- **Given problem**:
Each record needs to be echoed exactly; can you do that?

- **Exercise data**:

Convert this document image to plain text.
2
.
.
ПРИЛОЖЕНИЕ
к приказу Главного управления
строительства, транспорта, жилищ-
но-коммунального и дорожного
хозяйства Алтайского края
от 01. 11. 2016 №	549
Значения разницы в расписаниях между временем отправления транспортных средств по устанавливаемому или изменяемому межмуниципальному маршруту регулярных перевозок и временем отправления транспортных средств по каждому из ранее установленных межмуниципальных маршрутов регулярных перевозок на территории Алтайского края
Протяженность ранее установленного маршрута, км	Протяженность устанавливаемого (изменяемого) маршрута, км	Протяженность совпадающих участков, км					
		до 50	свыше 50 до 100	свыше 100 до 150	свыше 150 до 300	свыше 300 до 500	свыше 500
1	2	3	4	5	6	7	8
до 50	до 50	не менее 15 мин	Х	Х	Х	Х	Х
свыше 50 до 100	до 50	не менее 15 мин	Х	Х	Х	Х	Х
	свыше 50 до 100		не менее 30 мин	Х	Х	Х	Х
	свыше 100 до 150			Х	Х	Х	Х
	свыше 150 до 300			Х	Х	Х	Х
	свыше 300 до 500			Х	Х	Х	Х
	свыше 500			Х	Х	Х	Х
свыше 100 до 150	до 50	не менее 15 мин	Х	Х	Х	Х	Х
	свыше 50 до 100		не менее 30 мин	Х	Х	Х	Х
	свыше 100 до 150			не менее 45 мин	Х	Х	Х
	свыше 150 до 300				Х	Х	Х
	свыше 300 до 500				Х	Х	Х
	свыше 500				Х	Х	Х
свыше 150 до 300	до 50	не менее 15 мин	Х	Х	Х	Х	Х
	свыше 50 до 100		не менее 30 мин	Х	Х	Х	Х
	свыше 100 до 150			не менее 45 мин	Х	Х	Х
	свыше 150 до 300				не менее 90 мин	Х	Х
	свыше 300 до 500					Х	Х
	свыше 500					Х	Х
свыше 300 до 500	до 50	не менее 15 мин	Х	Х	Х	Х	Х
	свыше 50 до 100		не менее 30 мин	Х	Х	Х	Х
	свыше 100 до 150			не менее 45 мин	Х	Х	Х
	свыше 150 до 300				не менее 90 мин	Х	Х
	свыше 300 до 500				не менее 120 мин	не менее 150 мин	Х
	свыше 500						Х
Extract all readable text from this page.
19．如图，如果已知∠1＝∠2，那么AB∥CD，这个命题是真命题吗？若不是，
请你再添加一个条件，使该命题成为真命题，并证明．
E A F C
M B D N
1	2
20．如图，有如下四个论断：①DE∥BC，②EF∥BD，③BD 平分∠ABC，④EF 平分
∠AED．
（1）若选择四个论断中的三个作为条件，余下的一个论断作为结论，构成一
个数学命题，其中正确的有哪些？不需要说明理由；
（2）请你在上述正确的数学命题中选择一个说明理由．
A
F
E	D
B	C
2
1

- **Output for this exercise**:
Convert this document image to plain text.
2
.
.
ПРИЛОЖЕНИЕ
к приказу Главного управления
строительства, транспорта, жилищ-
но-коммунального и дорожного
хозяйства Алтайского края
от 01. 11. 2016 №	549
Значения разницы в расписаниях между временем отправления транспортных средств по устанавливаемому или изменяемому межмуниципальному маршруту регулярных перевозок и временем отправления транспортных средств по каждому из ранее установленных межмуниципальных маршрутов регулярных перевозок на территории Алтайского края
Протяженность ранее установленного маршрута, км	Протяженность устанавливаемого (изменяемого) маршрута, км	Протяженность совпадающих участков, км					
		до 50	свыше 50 до 100	свыше 100 до 150	свыше 150 до 300	свыше 300 до 500	свыше 500
1	2	3	4	5	6	7	8
до 50	до 50	не менее 15 мин	Х	Х	Х	Х	Х
свыше 50 до 100	до 50	не менее 15 мин	Х	Х	Х	Х	Х
	свыше 50 до 100		не менее 30 мин	Х	Х	Х	Х
	свыше 100 до 150			Х	Х	Х	Х
	свыше 150 до 300			Х	Х	Х	Х
	свыше 300 до 500			Х	Х	Х	Х
	свыше 500			Х	Х	Х	Х
свыше 100 до 150	до 50	не менее 15 мин	Х	Х	Х	Х	Х
	свыше 50 до 100		не менее 30 мин	Х	Х	Х	Х
	свыше 100 до 150			не менее 45 мин	Х	Х	Х
	свыше 150 до 300				Х	Х	Х
	свыше 300 до 500				Х	Х	Х
	свыше 500				Х	Х	Х
свыше 150 до 300	до 50	не менее 15 мин	Х	Х	Х	Х	Х
	свыше 50 до 100		не менее 30 мин	Х	Х	Х	Х
	свыше 100 до 150			не менее 45 мин	Х	Х	Х
	свыше 150 до 300				не менее 90 мин	Х	Х
	свыше 300 до 500					Х	Х
	свыше 500					Х	Х
свыше 300 до 500	до 50	не менее 15 мин	Х	Х	Х	Х	Х
	свыше 50 до 100		не менее 30 мин	Х	Х	Х	Х
	свыше 100 до 150			не менее 45 мин	Х	Х	Х
	свыше 150 до 300				не менее 90 мин	Х	Х
	свыше 300 до 500				не менее 120 мин	не менее 150 мин	Х
	свыше 500						Х
Extract all readable text from this page.
19．如图，如果已知∠1＝∠2，那么AB∥CD，这个命题是真命题吗？若不是，
请你再添加一个条件，使该命题成为真命题，并证明．
E A F C
M B D N
1	2
20．如图，有如下四个论断：①DE∥BC，②EF∥BD，③BD 平分∠ABC，④EF 平分
∠AED．
（1）若选择四个论断中的三个作为条件，余下的一个论断作为结论，构成一
个数学命题，其中正确的有哪些？不需要说明理由；
（2）请你在上述正确的数学命题中选择一个说明理由．
A
F
E	D
B	C
2
1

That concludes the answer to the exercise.